● **DESCRIPTION OF THE TASK**: Repeat each line of the material exactly.
** START OF LISTING **
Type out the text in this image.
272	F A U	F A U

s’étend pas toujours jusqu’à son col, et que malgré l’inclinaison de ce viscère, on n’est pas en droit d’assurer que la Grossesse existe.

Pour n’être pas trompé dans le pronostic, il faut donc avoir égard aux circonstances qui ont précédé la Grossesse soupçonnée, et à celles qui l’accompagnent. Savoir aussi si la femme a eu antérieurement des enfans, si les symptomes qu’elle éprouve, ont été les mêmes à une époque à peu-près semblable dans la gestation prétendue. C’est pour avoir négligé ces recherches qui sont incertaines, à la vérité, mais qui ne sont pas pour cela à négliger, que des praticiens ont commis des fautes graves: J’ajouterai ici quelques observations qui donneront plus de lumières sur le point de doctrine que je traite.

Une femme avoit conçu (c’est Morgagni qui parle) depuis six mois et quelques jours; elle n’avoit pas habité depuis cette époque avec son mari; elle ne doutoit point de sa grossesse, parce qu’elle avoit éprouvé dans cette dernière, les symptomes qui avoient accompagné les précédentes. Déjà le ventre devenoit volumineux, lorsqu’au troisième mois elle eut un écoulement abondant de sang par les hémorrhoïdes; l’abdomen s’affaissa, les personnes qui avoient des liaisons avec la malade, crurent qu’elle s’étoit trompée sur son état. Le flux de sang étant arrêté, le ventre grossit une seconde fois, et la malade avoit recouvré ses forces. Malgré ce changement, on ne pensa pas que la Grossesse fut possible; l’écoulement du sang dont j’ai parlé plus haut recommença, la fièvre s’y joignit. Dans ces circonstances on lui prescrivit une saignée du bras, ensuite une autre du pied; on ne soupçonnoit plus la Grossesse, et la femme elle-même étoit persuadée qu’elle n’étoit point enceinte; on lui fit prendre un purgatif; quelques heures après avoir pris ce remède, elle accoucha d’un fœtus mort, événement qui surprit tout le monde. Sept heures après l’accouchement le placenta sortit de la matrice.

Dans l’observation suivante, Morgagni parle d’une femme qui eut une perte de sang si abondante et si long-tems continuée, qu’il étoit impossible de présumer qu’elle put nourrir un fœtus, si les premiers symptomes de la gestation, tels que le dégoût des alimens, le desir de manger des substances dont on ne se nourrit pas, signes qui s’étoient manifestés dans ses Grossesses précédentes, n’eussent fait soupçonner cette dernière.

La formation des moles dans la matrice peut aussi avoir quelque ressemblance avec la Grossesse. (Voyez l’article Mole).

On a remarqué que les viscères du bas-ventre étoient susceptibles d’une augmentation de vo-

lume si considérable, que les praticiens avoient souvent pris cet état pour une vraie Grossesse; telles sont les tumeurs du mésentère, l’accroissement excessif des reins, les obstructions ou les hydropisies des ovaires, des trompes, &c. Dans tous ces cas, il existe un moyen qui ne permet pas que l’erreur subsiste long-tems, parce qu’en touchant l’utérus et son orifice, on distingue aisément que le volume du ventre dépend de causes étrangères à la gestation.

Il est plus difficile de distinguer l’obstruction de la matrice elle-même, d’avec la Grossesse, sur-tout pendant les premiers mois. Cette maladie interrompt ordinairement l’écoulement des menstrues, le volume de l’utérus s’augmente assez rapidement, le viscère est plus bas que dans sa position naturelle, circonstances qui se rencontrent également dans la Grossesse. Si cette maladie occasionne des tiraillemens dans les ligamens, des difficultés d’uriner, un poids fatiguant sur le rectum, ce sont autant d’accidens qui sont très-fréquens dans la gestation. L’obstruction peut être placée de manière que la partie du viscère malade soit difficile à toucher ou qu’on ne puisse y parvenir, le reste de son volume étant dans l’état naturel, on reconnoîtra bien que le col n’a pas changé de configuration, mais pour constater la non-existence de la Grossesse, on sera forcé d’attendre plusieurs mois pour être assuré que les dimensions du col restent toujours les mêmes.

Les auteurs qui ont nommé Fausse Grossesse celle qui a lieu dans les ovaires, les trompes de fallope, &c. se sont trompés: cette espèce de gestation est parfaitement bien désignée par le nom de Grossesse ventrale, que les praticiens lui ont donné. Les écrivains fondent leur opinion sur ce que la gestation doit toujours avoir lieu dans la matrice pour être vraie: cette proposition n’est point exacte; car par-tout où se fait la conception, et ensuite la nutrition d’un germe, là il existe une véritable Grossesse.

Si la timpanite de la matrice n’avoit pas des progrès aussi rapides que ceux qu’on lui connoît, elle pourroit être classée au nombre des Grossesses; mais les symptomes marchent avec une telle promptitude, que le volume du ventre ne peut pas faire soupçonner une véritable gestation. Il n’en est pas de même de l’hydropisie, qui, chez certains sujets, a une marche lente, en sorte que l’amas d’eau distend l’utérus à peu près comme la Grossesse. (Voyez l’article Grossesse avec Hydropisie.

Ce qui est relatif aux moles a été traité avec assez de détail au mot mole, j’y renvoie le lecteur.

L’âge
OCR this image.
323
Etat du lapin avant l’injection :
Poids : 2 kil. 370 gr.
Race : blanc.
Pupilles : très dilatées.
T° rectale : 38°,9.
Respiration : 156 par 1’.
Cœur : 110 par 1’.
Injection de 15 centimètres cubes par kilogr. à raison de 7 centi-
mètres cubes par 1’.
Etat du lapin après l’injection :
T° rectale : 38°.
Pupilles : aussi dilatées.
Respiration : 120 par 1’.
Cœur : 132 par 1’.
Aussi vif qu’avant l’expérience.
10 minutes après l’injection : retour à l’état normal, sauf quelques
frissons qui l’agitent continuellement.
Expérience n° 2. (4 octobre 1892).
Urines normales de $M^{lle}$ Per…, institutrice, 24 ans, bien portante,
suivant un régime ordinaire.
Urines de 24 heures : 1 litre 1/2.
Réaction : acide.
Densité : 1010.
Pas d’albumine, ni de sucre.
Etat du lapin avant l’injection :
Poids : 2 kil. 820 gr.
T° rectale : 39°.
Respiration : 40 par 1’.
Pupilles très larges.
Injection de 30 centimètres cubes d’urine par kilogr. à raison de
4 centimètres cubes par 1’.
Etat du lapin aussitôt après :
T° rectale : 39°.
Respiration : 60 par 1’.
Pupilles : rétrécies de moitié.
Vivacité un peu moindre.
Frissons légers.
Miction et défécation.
** END OF LISTING **
● **RESULT OF THE EXERCISE**:
Type out the text in this image.
272	F A U	F A U

s’étend pas toujours jusqu’à son col, et que malgré l’inclinaison de ce viscère, on n’est pas en droit d’assurer que la Grossesse existe.

Pour n’être pas trompé dans le pronostic, il faut donc avoir égard aux circonstances qui ont précédé la Grossesse soupçonnée, et à celles qui l’accompagnent. Savoir aussi si la femme a eu antérieurement des enfans, si les symptomes qu’elle éprouve, ont été les mêmes à une époque à peu-près semblable dans la gestation prétendue. C’est pour avoir négligé ces recherches qui sont incertaines, à la vérité, mais qui ne sont pas pour cela à négliger, que des praticiens ont commis des fautes graves: J’ajouterai ici quelques observations qui donneront plus de lumières sur le point de doctrine que je traite.

Une femme avoit conçu (c’est Morgagni qui parle) depuis six mois et quelques jours; elle n’avoit pas habité depuis cette époque avec son mari; elle ne doutoit point de sa grossesse, parce qu’elle avoit éprouvé dans cette dernière, les symptomes qui avoient accompagné les précédentes. Déjà le ventre devenoit volumineux, lorsqu’au troisième mois elle eut un écoulement abondant de sang par les hémorrhoïdes; l’abdomen s’affaissa, les personnes qui avoient des liaisons avec la malade, crurent qu’elle s’étoit trompée sur son état. Le flux de sang étant arrêté, le ventre grossit une seconde fois, et la malade avoit recouvré ses forces. Malgré ce changement, on ne pensa pas que la Grossesse fut possible; l’écoulement du sang dont j’ai parlé plus haut recommença, la fièvre s’y joignit. Dans ces circonstances on lui prescrivit une saignée du bras, ensuite une autre du pied; on ne soupçonnoit plus la Grossesse, et la femme elle-même étoit persuadée qu’elle n’étoit point enceinte; on lui fit prendre un purgatif; quelques heures après avoir pris ce remède, elle accoucha d’un fœtus mort, événement qui surprit tout le monde. Sept heures après l’accouchement le placenta sortit de la matrice.

Dans l’observation suivante, Morgagni parle d’une femme qui eut une perte de sang si abondante et si long-tems continuée, qu’il étoit impossible de présumer qu’elle put nourrir un fœtus, si les premiers symptomes de la gestation, tels que le dégoût des alimens, le desir de manger des substances dont on ne se nourrit pas, signes qui s’étoient manifestés dans ses Grossesses précédentes, n’eussent fait soupçonner cette dernière.

La formation des moles dans la matrice peut aussi avoir quelque ressemblance avec la Grossesse. (Voyez l’article Mole).

On a remarqué que les viscères du bas-ventre étoient susceptibles d’une augmentation de vo-

lume si considérable, que les praticiens avoient souvent pris cet état pour une vraie Grossesse; telles sont les tumeurs du mésentère, l’accroissement excessif des reins, les obstructions ou les hydropisies des ovaires, des trompes, &c. Dans tous ces cas, il existe un moyen qui ne permet pas que l’erreur subsiste long-tems, parce qu’en touchant l’utérus et son orifice, on distingue aisément que le volume du ventre dépend de causes étrangères à la gestation.

Il est plus difficile de distinguer l’obstruction de la matrice elle-même, d’avec la Grossesse, sur-tout pendant les premiers mois. Cette maladie interrompt ordinairement l’écoulement des menstrues, le volume de l’utérus s’augmente assez rapidement, le viscère est plus bas que dans sa position naturelle, circonstances qui se rencontrent également dans la Grossesse. Si cette maladie occasionne des tiraillemens dans les ligamens, des difficultés d’uriner, un poids fatiguant sur le rectum, ce sont autant d’accidens qui sont très-fréquens dans la gestation. L’obstruction peut être placée de manière que la partie du viscère malade soit difficile à toucher ou qu’on ne puisse y parvenir, le reste de son volume étant dans l’état naturel, on reconnoîtra bien que le col n’a pas changé de configuration, mais pour constater la non-existence de la Grossesse, on sera forcé d’attendre plusieurs mois pour être assuré que les dimensions du col restent toujours les mêmes.

Les auteurs qui ont nommé Fausse Grossesse celle qui a lieu dans les ovaires, les trompes de fallope, &c. se sont trompés: cette espèce de gestation est parfaitement bien désignée par le nom de Grossesse ventrale, que les praticiens lui ont donné. Les écrivains fondent leur opinion sur ce que la gestation doit toujours avoir lieu dans la matrice pour être vraie: cette proposition n’est point exacte; car par-tout où se fait la conception, et ensuite la nutrition d’un germe, là il existe une véritable Grossesse.

Si la timpanite de la matrice n’avoit pas des progrès aussi rapides que ceux qu’on lui connoît, elle pourroit être classée au nombre des Grossesses; mais les symptomes marchent avec une telle promptitude, que le volume du ventre ne peut pas faire soupçonner une véritable gestation. Il n’en est pas de même de l’hydropisie, qui, chez certains sujets, a une marche lente, en sorte que l’amas d’eau distend l’utérus à peu près comme la Grossesse. (Voyez l’article Grossesse avec Hydropisie.

Ce qui est relatif aux moles a été traité avec assez de détail au mot mole, j’y renvoie le lecteur.

L’âge
OCR this image.
323
Etat du lapin avant l’injection :
Poids : 2 kil. 370 gr.
Race : blanc.
Pupilles : très dilatées.
T° rectale : 38°,9.
Respiration : 156 par 1’.
Cœur : 110 par 1’.
Injection de 15 centimètres cubes par kilogr. à raison de 7 centi-
mètres cubes par 1’.
Etat du lapin après l’injection :
T° rectale : 38°.
Pupilles : aussi dilatées.
Respiration : 120 par 1’.
Cœur : 132 par 1’.
Aussi vif qu’avant l’expérience.
10 minutes après l’injection : retour à l’état normal, sauf quelques
frissons qui l’agitent continuellement.
Expérience n° 2. (4 octobre 1892).
Urines normales de $M^{lle}$ Per…, institutrice, 24 ans, bien portante,
suivant un régime ordinaire.
Urines de 24 heures : 1 litre 1/2.
Réaction : acide.
Densité : 1010.
Pas d’albumine, ni de sucre.
Etat du lapin avant l’injection :
Poids : 2 kil. 820 gr.
T° rectale : 39°.
Respiration : 40 par 1’.
Pupilles très larges.
Injection de 30 centimètres cubes d’urine par kilogr. à raison de
4 centimètres cubes par 1’.
Etat du lapin aussitôt après :
T° rectale : 39°.
Respiration : 60 par 1’.
Pupilles : rétrécies de moitié.
Vivacité un peu moindre.
Frissons légers.
Miction et défécation.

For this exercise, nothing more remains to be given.